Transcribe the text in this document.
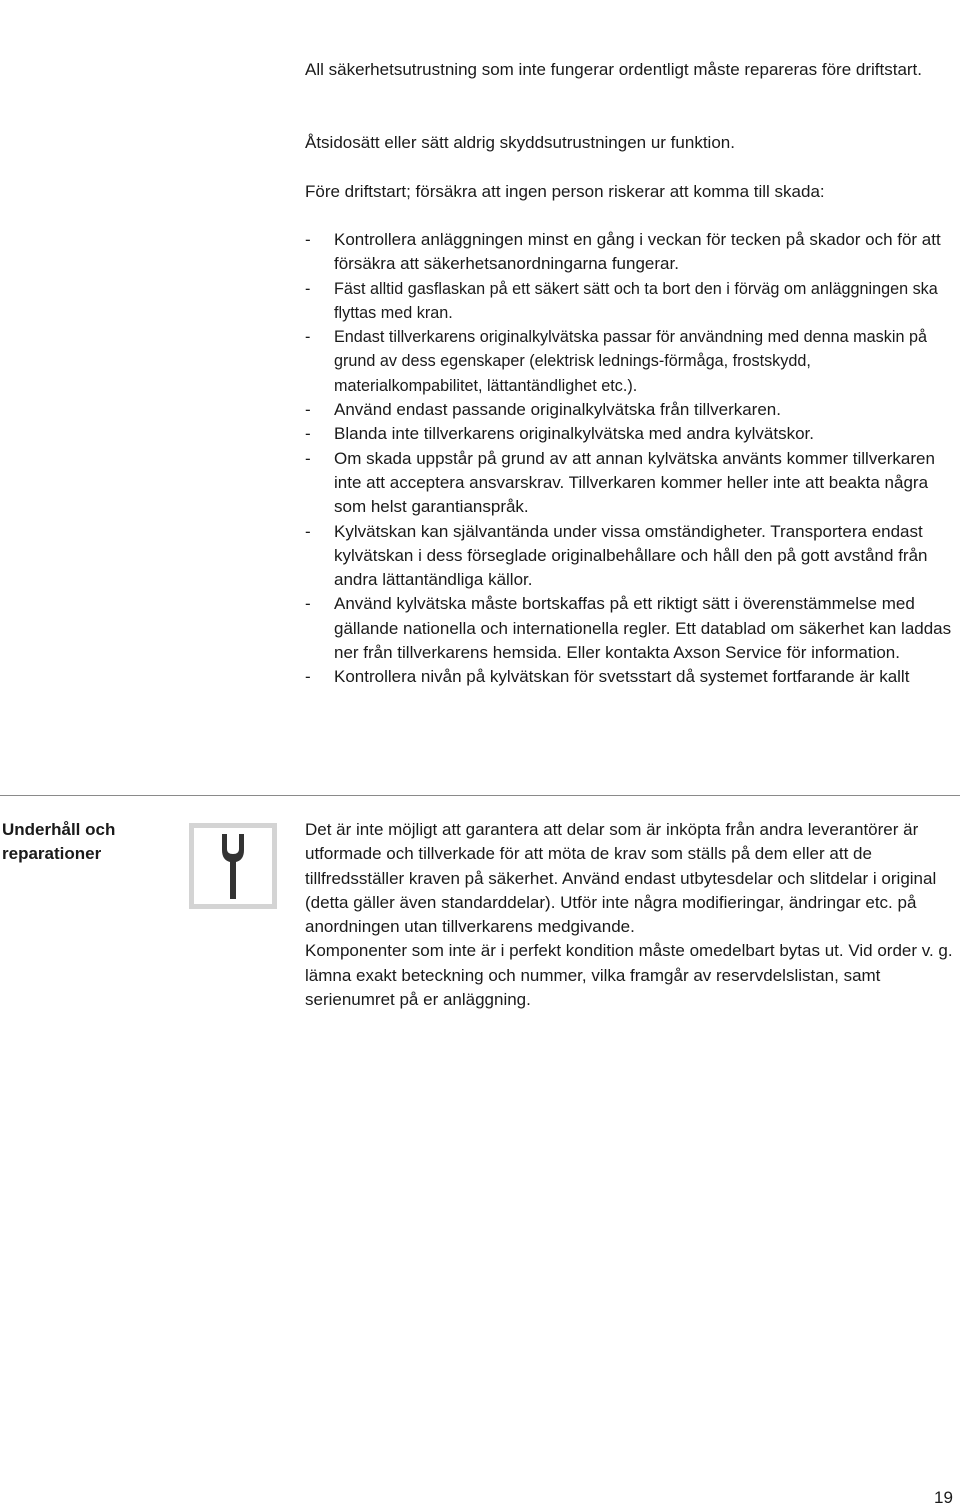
All säkerhetsutrustning som inte fungerar ordentligt måste repareras före driftstart.

Åtsidosätt eller sätt aldrig skyddsutrustningen ur funktion.

Före driftstart; försäkra att ingen person riskerar att komma till skada:

- Kontrollera anläggningen minst en gång i veckan för tecken på skador och för att försäkra att säkerhetsanordningarna fungerar.
- Fäst alltid gasflaskan på ett säkert sätt och ta bort den i förväg om anläggningen ska flyttas med kran.
- Endast tillverkarens originalkylvätska passar för användning med denna maskin på grund av dess egenskaper (elektrisk lednings-förmåga, frostskydd, materialkompabilitet, lättantändlighet etc.).
- Använd endast passande originalkylvätska från tillverkaren.
- Blanda inte tillverkarens originalkylvätska med andra kylvätskor.
- Om skada uppstår på grund av att annan kylvätska använts kommer tillverkaren inte att acceptera ansvarskrav. Tillverkaren kommer heller inte att beakta några som helst garantianspråk.
- Kylvätskan kan självantända under vissa omständigheter. Transportera endast kylvätskan i dess förseglade originalbehållare och håll den på gott avstånd från andra lättantändliga källor.
- Använd kylvätska måste bortskaffas på ett riktigt sätt i överenstämmelse med gällande nationella och internationella regler. Ett datablad om säkerhet kan laddas ner från tillverkarens hemsida. Eller kontakta Axson Service för information.
- Kontrollera nivån på kylvätskan för svetsstart då systemet fortfarande är kallt
Underhåll och reparationer

Det är inte möjligt att garantera att delar som är inköpta från andra leverantörer är utformade och tillverkade för att möta de krav som ställs på dem eller att de tillfredsställer kraven på säkerhet. Använd endast utbytesdelar och slitdelar i original (detta gäller även standarddelar). Utför inte några modifieringar, ändringar etc. på anordningen utan tillverkarens medgivande.

Komponenter som inte är i perfekt kondition måste omedelbart bytas ut. Vid order v. g. lämna exakt beteckning och nummer, vilka framgår av reservdelslistan, samt serienumret på er anläggning.

19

──────

**The problem**
Make an exact copy of every entry above, minus the images.

**Final result**
Transcribe the text in this document.
All säkerhetsutrustning som inte fungerar ordentligt måste repareras före driftstart.

Åtsidosätt eller sätt aldrig skyddsutrustningen ur funktion.

Före driftstart; försäkra att ingen person riskerar att komma till skada:

- Kontrollera anläggningen minst en gång i veckan för tecken på skador och för att försäkra att säkerhetsanordningarna fungerar.
- Fäst alltid gasflaskan på ett säkert sätt och ta bort den i förväg om anläggningen ska flyttas med kran.
- Endast tillverkarens originalkylvätska passar för användning med denna maskin på grund av dess egenskaper (elektrisk lednings-förmåga, frostskydd, materialkompabilitet, lättantändlighet etc.).
- Använd endast passande originalkylvätska från tillverkaren.
- Blanda inte tillverkarens originalkylvätska med andra kylvätskor.
- Om skada uppstår på grund av att annan kylvätska använts kommer tillverkaren inte att acceptera ansvarskrav. Tillverkaren kommer heller inte att beakta några som helst garantianspråk.
- Kylvätskan kan självantända under vissa omständigheter. Transportera endast kylvätskan i dess förseglade originalbehållare och håll den på gott avstånd från andra lättantändliga källor.
- Använd kylvätska måste bortskaffas på ett riktigt sätt i överenstämmelse med gällande nationella och internationella regler. Ett datablad om säkerhet kan laddas ner från tillverkarens hemsida. Eller kontakta Axson Service för information.
- Kontrollera nivån på kylvätskan för svetsstart då systemet fortfarande är kallt
Underhåll och reparationer

Det är inte möjligt att garantera att delar som är inköpta från andra leverantörer är utformade och tillverkade för att möta de krav som ställs på dem eller att de tillfredsställer kraven på säkerhet. Använd endast utbytesdelar och slitdelar i original (detta gäller även standarddelar). Utför inte några modifieringar, ändringar etc. på anordningen utan tillverkarens medgivande.

Komponenter som inte är i perfekt kondition måste omedelbart bytas ut. Vid order v. g. lämna exakt beteckning och nummer, vilka framgår av reservdelslistan, samt serienumret på er anläggning.

19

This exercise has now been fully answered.